=== What is required ===
Copy out verbatim the stretch of items from the very first line through the line containing "row-lecturer: 川畑 美島", including both ends.

——

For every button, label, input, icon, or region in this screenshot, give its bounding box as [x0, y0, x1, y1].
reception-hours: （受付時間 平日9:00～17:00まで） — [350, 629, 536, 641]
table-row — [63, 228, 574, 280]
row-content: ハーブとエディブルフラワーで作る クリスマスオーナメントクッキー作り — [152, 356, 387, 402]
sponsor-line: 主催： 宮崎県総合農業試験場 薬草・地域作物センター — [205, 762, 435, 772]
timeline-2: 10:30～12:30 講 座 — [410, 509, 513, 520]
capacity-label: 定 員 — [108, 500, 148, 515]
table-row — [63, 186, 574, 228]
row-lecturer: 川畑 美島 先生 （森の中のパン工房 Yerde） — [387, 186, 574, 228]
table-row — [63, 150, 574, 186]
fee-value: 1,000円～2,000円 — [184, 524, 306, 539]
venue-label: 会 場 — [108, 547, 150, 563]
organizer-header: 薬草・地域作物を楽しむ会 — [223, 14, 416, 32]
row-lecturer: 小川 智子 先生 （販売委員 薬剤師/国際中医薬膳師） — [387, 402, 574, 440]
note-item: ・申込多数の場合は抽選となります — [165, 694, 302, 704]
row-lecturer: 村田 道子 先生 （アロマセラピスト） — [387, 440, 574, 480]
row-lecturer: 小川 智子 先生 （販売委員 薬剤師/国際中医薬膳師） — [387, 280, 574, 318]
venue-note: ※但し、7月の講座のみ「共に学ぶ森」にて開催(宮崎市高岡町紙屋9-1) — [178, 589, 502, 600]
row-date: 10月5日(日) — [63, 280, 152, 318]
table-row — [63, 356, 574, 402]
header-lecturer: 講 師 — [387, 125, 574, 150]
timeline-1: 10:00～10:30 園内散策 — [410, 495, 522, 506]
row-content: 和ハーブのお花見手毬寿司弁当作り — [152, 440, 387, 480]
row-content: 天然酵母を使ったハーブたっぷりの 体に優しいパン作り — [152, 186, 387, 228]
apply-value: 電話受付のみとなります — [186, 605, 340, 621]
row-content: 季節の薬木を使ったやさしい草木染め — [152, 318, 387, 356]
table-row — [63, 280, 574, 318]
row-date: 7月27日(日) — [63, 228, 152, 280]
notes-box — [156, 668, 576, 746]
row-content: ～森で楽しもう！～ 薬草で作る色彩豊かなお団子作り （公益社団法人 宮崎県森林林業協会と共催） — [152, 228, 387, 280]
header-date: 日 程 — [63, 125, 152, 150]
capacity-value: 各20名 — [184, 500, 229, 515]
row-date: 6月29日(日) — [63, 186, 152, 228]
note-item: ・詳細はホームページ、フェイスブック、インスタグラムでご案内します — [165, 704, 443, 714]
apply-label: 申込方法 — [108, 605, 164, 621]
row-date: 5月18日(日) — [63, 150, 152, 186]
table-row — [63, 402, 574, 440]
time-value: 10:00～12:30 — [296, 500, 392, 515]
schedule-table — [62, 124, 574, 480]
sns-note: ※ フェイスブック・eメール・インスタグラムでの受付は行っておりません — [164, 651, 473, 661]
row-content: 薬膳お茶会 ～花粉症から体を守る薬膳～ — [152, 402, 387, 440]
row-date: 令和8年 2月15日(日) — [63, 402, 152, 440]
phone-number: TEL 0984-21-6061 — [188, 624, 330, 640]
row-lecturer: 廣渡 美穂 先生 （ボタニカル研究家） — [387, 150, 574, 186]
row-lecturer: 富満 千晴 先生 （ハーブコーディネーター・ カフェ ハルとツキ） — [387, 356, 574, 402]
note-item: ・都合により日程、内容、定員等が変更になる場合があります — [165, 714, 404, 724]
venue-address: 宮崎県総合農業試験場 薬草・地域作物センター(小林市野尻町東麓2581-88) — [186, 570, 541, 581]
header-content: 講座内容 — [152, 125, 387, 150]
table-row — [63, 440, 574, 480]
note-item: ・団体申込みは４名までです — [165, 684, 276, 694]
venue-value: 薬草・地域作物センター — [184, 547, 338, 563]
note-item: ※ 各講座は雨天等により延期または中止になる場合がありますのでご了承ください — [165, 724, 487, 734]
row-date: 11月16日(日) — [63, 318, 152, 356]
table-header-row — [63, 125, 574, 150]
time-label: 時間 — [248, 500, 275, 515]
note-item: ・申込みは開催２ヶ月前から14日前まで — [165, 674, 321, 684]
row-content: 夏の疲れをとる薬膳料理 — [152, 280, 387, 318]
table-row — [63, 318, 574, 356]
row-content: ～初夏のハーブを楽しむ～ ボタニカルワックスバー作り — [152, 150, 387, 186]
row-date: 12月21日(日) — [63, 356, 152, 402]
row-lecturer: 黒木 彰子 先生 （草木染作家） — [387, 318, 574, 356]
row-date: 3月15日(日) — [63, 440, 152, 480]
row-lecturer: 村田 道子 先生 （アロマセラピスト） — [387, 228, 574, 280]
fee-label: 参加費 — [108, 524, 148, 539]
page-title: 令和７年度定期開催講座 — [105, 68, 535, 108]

——

=== Solution to this exercise ===
For every button, label, input, icon, or region in this screenshot, give its bounding box as [x0, y0, x1, y1].
reception-hours: （受付時間 平日9:00～17:00まで） — [350, 629, 536, 641]
table-row — [63, 228, 574, 280]
row-content: ハーブとエディブルフラワーで作る クリスマスオーナメントクッキー作り — [152, 356, 387, 402]
sponsor-line: 主催： 宮崎県総合農業試験場 薬草・地域作物センター — [205, 762, 435, 772]
timeline-2: 10:30～12:30 講 座 — [410, 509, 513, 520]
capacity-label: 定 員 — [108, 500, 148, 515]
table-row — [63, 186, 574, 228]
row-lecturer: 川畑 美島 先生 （森の中のパン工房 Yerde） — [387, 186, 574, 228]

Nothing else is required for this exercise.